ITEMS

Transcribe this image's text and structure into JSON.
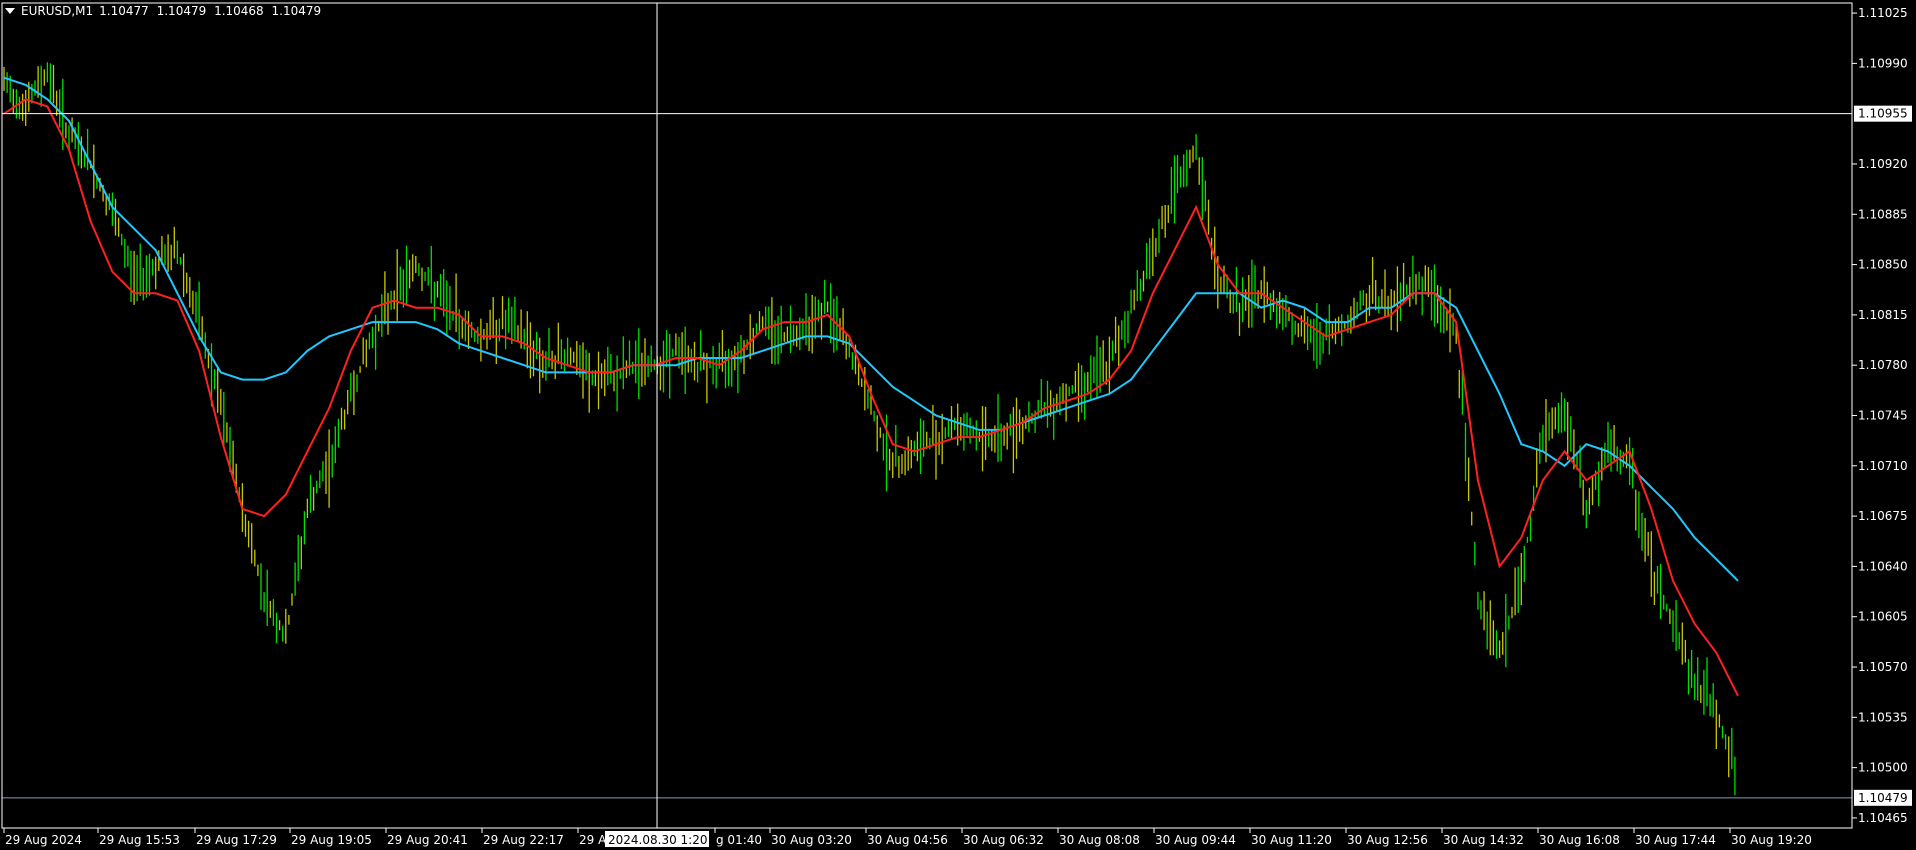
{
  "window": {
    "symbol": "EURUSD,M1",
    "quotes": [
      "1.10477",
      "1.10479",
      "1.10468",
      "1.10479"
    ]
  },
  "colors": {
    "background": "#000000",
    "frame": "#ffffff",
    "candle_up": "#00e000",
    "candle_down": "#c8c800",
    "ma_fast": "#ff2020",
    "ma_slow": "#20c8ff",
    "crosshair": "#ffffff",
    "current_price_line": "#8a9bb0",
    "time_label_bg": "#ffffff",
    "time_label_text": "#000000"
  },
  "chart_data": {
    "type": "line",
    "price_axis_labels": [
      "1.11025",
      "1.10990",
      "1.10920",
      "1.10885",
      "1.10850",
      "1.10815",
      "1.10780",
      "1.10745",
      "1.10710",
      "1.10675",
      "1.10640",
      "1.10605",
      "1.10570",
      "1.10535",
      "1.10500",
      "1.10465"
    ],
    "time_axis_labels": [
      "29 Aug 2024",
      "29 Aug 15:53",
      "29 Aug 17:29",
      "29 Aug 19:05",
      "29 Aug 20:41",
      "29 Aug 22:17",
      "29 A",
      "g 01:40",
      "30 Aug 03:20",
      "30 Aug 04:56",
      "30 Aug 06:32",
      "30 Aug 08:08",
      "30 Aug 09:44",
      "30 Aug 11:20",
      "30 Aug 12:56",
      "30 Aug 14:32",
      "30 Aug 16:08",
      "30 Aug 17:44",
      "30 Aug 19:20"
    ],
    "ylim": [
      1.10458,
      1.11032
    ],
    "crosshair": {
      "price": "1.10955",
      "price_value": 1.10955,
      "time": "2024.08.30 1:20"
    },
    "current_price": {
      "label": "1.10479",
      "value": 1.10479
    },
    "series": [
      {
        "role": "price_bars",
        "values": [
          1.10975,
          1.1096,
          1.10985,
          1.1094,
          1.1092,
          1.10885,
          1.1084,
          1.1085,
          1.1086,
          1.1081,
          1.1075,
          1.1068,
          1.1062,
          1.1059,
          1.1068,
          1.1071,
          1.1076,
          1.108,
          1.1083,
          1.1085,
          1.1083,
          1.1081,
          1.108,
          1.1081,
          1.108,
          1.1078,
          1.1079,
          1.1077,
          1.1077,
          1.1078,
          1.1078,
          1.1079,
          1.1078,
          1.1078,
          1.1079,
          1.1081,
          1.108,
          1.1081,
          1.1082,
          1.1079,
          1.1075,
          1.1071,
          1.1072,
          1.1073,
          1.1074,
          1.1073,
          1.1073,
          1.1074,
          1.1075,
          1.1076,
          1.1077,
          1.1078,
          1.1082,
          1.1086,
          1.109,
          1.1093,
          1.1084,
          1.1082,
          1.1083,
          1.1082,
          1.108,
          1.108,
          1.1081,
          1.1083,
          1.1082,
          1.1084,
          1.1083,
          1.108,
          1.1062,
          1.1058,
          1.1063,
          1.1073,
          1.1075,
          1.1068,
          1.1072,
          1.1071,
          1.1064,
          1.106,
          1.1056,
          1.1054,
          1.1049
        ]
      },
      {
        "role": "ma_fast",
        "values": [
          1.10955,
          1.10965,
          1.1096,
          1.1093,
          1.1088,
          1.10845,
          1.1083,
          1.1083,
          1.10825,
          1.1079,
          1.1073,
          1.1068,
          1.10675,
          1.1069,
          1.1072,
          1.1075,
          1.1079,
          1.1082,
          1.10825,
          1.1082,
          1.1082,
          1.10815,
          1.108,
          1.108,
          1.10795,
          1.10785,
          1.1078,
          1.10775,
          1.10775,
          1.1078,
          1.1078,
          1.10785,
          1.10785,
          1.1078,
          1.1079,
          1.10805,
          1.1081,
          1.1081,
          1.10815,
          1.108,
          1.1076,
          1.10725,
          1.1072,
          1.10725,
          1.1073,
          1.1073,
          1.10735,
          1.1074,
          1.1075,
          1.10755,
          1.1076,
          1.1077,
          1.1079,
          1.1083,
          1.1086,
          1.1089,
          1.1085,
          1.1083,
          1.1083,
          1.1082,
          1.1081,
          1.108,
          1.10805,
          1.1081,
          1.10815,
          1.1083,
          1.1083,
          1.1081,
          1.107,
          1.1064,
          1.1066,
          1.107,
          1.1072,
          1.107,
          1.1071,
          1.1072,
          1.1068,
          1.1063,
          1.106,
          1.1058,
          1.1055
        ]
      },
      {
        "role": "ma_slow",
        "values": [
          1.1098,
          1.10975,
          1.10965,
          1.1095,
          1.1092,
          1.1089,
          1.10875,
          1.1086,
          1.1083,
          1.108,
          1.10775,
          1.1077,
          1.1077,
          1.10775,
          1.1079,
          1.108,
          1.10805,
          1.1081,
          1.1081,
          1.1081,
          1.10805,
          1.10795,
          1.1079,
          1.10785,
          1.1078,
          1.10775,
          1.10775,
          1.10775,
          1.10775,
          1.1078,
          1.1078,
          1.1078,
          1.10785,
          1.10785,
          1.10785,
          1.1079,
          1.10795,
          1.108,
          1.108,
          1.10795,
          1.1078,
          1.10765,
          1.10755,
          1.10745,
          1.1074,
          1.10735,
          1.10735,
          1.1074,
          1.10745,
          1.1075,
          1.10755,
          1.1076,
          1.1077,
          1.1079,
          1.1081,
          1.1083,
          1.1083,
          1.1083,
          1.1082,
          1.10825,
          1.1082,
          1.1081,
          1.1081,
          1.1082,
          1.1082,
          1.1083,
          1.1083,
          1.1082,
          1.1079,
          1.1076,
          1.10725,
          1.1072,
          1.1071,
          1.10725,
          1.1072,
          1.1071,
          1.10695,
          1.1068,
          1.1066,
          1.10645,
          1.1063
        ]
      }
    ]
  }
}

--

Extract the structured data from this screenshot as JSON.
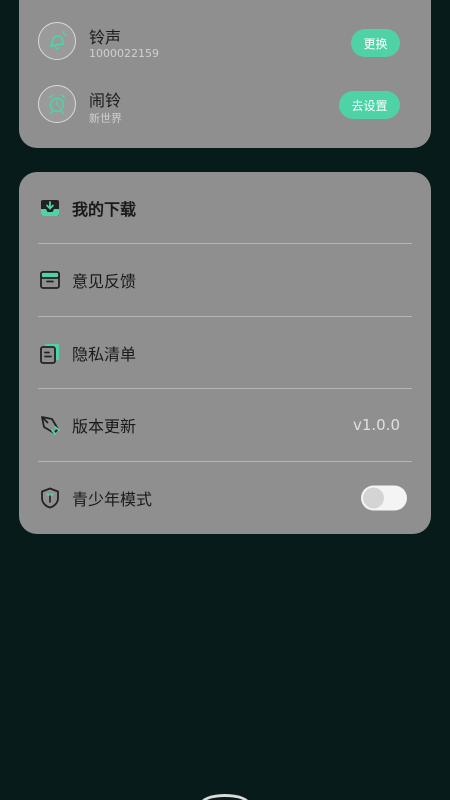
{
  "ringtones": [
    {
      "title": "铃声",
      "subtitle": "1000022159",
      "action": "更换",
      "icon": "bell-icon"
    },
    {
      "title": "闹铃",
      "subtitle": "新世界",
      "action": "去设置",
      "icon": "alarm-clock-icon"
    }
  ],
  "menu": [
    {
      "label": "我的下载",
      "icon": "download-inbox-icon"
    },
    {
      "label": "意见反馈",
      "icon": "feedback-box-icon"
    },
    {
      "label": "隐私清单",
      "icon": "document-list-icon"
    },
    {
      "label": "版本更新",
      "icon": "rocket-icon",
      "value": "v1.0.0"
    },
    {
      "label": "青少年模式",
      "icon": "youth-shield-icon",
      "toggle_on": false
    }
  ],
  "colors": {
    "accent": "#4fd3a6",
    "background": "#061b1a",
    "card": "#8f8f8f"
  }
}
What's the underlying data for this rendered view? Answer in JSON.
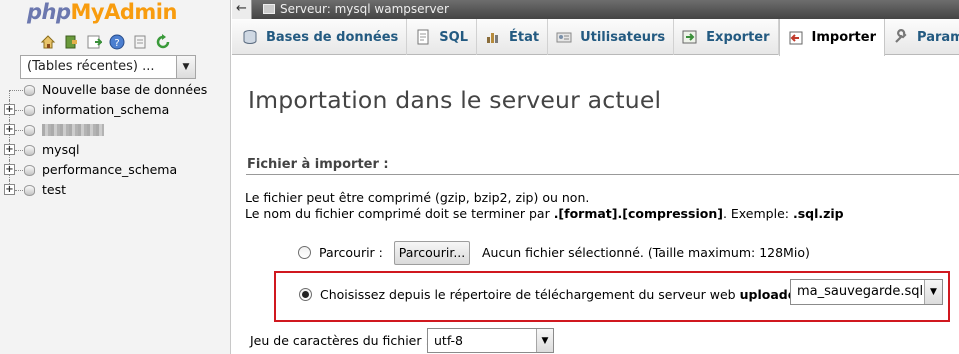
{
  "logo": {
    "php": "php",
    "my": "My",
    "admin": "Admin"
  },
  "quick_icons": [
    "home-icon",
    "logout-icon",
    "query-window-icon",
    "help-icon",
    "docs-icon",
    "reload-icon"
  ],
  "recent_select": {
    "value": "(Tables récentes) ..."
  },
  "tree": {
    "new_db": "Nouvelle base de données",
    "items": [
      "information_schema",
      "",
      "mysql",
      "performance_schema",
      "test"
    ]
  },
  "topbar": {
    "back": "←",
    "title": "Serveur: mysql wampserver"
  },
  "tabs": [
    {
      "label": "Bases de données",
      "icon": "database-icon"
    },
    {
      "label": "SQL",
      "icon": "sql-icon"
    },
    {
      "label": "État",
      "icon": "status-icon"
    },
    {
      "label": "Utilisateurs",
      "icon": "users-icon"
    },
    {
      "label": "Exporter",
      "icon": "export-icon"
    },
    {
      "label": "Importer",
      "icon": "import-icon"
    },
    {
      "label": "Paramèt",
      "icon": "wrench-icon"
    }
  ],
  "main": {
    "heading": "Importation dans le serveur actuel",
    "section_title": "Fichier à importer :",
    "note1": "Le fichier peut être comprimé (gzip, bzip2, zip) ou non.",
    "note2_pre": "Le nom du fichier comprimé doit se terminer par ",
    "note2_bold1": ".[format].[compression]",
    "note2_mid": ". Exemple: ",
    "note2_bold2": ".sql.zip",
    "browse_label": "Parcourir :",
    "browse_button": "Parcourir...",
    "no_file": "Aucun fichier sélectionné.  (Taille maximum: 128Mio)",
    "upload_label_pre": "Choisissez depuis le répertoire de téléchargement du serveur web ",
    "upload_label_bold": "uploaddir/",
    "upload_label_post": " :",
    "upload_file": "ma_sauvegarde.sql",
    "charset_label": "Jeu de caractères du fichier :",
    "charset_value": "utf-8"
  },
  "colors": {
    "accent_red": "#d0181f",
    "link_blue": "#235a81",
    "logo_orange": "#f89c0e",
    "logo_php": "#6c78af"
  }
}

GOAL
Using the records above, select and copy every line that has the word "background".

ANSWER
    "background": "#000000",
    "background": "#061b1a",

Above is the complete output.